------ Supplied material ------
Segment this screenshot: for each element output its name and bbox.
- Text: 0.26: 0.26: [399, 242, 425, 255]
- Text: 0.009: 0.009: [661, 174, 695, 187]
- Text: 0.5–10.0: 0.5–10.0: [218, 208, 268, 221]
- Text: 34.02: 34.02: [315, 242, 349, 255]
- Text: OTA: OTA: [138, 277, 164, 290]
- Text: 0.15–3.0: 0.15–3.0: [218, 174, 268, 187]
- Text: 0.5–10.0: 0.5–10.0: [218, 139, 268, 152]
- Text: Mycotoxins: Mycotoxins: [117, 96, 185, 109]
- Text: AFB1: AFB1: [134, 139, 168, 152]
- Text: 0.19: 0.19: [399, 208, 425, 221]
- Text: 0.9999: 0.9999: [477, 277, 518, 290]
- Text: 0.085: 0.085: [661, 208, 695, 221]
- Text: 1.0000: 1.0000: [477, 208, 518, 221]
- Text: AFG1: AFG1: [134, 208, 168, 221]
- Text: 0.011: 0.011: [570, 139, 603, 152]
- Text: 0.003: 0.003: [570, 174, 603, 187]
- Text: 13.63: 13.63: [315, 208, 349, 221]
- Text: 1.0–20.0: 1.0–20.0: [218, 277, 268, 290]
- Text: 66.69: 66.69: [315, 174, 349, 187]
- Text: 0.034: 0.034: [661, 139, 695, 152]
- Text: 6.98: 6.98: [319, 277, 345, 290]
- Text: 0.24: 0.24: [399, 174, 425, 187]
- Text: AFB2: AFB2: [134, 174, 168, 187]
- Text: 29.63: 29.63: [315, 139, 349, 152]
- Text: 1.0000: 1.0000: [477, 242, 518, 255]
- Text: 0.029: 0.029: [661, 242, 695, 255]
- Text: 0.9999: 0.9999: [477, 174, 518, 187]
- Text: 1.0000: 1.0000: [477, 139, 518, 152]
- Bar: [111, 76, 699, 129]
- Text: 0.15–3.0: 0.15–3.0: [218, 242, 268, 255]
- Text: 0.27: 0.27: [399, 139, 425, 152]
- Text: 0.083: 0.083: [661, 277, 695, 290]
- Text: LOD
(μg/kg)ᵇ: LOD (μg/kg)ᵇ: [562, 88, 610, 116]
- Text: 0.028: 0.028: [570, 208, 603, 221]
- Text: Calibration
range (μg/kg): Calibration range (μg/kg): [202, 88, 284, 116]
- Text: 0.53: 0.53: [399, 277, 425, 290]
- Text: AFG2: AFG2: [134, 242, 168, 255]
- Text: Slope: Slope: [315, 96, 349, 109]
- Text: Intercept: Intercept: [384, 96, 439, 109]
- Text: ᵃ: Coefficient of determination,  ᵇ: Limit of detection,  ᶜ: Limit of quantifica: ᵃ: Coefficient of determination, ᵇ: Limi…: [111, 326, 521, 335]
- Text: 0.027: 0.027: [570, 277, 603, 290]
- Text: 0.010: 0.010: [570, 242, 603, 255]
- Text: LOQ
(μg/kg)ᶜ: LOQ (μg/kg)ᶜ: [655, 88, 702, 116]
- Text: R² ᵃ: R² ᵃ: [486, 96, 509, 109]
------
[What you should do]: Where a line in the entries holds the word "Calibration", copy that line.

[Output of the task]:
- Text: Calibration
range (μg/kg): Calibration range (μg/kg): [202, 88, 284, 116]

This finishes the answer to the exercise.